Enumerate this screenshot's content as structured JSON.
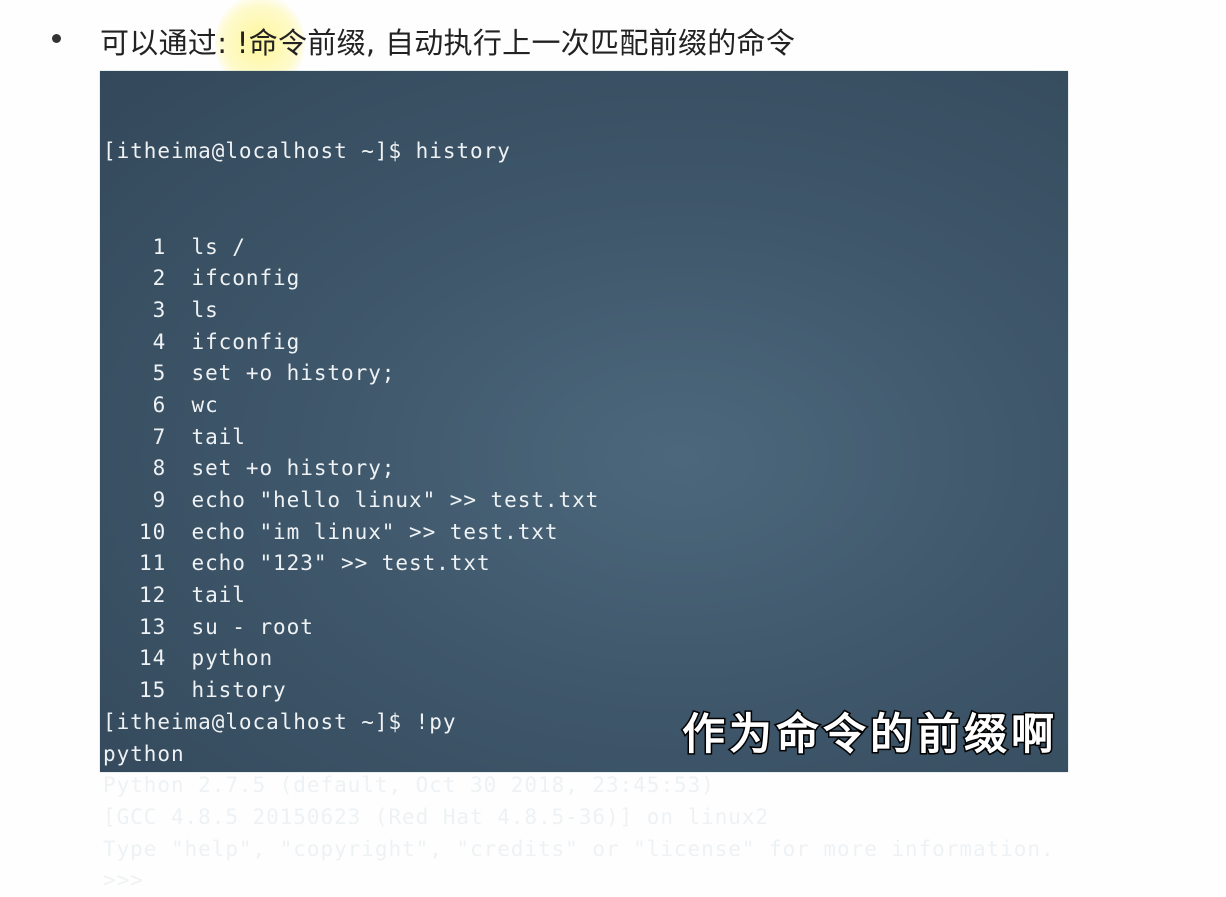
{
  "slide": {
    "heading": "可以通过: !命令前缀, 自动执行上一次匹配前缀的命令"
  },
  "terminal": {
    "prompt_history": "[itheima@localhost ~]$ history",
    "history": [
      {
        "num": "1",
        "cmd": "ls /"
      },
      {
        "num": "2",
        "cmd": "ifconfig"
      },
      {
        "num": "3",
        "cmd": "ls"
      },
      {
        "num": "4",
        "cmd": "ifconfig"
      },
      {
        "num": "5",
        "cmd": "set +o history;"
      },
      {
        "num": "6",
        "cmd": "wc"
      },
      {
        "num": "7",
        "cmd": "tail"
      },
      {
        "num": "8",
        "cmd": "set +o history;"
      },
      {
        "num": "9",
        "cmd": "echo \"hello linux\" >> test.txt"
      },
      {
        "num": "10",
        "cmd": "echo \"im linux\" >> test.txt"
      },
      {
        "num": "11",
        "cmd": "echo \"123\" >> test.txt"
      },
      {
        "num": "12",
        "cmd": "tail"
      },
      {
        "num": "13",
        "cmd": "su - root"
      },
      {
        "num": "14",
        "cmd": "python"
      },
      {
        "num": "15",
        "cmd": "history"
      }
    ],
    "output": [
      "[itheima@localhost ~]$ !py",
      "python",
      "Python 2.7.5 (default, Oct 30 2018, 23:45:53)",
      "[GCC 4.8.5 20150623 (Red Hat 4.8.5-36)] on linux2",
      "Type \"help\", \"copyright\", \"credits\" or \"license\" for more information.",
      ">>>"
    ]
  },
  "subtitle": "作为命令的前缀啊"
}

What this task involves: Look through the entries and return every line where "echo" appears.

Reply:
        "cmd": "echo \"hello linux\" >> test.txt"
        "cmd": "echo \"im linux\" >> test.txt"
        "cmd": "echo \"123\" >> test.txt"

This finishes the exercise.